Your instructions: Reproduce every entry exactly as shown.
++++
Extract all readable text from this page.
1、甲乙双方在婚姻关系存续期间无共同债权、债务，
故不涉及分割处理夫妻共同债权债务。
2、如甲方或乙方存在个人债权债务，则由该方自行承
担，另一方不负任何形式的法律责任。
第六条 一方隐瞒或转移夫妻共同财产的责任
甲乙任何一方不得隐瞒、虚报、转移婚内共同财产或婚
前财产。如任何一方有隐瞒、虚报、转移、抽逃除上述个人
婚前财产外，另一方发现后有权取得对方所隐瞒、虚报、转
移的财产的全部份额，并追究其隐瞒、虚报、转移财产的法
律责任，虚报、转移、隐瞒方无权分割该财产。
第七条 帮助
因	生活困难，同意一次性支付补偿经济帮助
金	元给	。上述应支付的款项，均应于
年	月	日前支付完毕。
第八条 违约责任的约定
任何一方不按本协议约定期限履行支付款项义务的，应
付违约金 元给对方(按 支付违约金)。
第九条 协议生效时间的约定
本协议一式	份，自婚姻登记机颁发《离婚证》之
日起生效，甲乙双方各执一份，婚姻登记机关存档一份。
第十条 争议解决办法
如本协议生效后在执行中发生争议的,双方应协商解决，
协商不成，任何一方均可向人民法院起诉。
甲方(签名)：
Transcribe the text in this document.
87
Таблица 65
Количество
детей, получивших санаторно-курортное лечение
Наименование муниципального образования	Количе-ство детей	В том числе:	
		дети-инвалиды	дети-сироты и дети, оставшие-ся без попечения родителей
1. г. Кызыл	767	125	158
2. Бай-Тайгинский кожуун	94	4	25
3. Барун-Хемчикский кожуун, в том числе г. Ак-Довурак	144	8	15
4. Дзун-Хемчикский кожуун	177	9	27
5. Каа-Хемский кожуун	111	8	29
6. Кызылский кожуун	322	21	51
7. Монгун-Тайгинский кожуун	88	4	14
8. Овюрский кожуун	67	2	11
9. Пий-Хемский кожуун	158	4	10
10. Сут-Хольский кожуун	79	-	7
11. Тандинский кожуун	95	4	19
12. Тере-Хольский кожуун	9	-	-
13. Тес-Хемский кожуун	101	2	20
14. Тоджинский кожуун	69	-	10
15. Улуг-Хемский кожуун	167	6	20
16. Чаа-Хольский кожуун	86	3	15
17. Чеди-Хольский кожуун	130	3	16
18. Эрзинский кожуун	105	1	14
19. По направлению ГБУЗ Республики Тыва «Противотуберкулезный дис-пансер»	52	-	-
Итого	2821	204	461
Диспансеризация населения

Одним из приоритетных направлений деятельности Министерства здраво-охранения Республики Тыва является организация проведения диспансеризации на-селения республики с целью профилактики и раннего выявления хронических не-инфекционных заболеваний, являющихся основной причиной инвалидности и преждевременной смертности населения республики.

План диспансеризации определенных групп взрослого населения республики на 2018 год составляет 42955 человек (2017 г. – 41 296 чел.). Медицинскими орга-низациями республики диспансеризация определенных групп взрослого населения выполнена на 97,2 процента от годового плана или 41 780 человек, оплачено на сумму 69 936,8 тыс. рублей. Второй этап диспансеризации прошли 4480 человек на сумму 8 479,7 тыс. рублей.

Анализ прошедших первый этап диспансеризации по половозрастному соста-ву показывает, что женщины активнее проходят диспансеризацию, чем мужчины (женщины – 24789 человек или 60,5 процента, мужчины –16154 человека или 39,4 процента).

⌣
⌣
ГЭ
++++
Complete answer:
Extract all readable text from this page.
1、甲乙双方在婚姻关系存续期间无共同债权、债务，
故不涉及分割处理夫妻共同债权债务。
2、如甲方或乙方存在个人债权债务，则由该方自行承
担，另一方不负任何形式的法律责任。
第六条 一方隐瞒或转移夫妻共同财产的责任
甲乙任何一方不得隐瞒、虚报、转移婚内共同财产或婚
前财产。如任何一方有隐瞒、虚报、转移、抽逃除上述个人
婚前财产外，另一方发现后有权取得对方所隐瞒、虚报、转
移的财产的全部份额，并追究其隐瞒、虚报、转移财产的法
律责任，虚报、转移、隐瞒方无权分割该财产。
第七条 帮助
因	生活困难，同意一次性支付补偿经济帮助
金	元给	。上述应支付的款项，均应于
年	月	日前支付完毕。
第八条 违约责任的约定
任何一方不按本协议约定期限履行支付款项义务的，应
付违约金 元给对方(按 支付违约金)。
第九条 协议生效时间的约定
本协议一式	份，自婚姻登记机颁发《离婚证》之
日起生效，甲乙双方各执一份，婚姻登记机关存档一份。
第十条 争议解决办法
如本协议生效后在执行中发生争议的,双方应协商解决，
协商不成，任何一方均可向人民法院起诉。
甲方(签名)：
Transcribe the text in this document.
87
Таблица 65
Количество
детей, получивших санаторно-курортное лечение
Наименование муниципального образования	Количе-ство детей	В том числе:	
		дети-инвалиды	дети-сироты и дети, оставшие-ся без попечения родителей
1. г. Кызыл	767	125	158
2. Бай-Тайгинский кожуун	94	4	25
3. Барун-Хемчикский кожуун, в том числе г. Ак-Довурак	144	8	15
4. Дзун-Хемчикский кожуун	177	9	27
5. Каа-Хемский кожуун	111	8	29
6. Кызылский кожуун	322	21	51
7. Монгун-Тайгинский кожуун	88	4	14
8. Овюрский кожуун	67	2	11
9. Пий-Хемский кожуун	158	4	10
10. Сут-Хольский кожуун	79	-	7
11. Тандинский кожуун	95	4	19
12. Тере-Хольский кожуун	9	-	-
13. Тес-Хемский кожуун	101	2	20
14. Тоджинский кожуун	69	-	10
15. Улуг-Хемский кожуун	167	6	20
16. Чаа-Хольский кожуун	86	3	15
17. Чеди-Хольский кожуун	130	3	16
18. Эрзинский кожуун	105	1	14
19. По направлению ГБУЗ Республики Тыва «Противотуберкулезный дис-пансер»	52	-	-
Итого	2821	204	461
Диспансеризация населения

Одним из приоритетных направлений деятельности Министерства здраво-охранения Республики Тыва является организация проведения диспансеризации на-селения республики с целью профилактики и раннего выявления хронических не-инфекционных заболеваний, являющихся основной причиной инвалидности и преждевременной смертности населения республики.

План диспансеризации определенных групп взрослого населения республики на 2018 год составляет 42955 человек (2017 г. – 41 296 чел.). Медицинскими орга-низациями республики диспансеризация определенных групп взрослого населения выполнена на 97,2 процента от годового плана или 41 780 человек, оплачено на сумму 69 936,8 тыс. рублей. Второй этап диспансеризации прошли 4480 человек на сумму 8 479,7 тыс. рублей.

Анализ прошедших первый этап диспансеризации по половозрастному соста-ву показывает, что женщины активнее проходят диспансеризацию, чем мужчины (женщины – 24789 человек или 60,5 процента, мужчины –16154 человека или 39,4 процента).

⌣
⌣
ГЭ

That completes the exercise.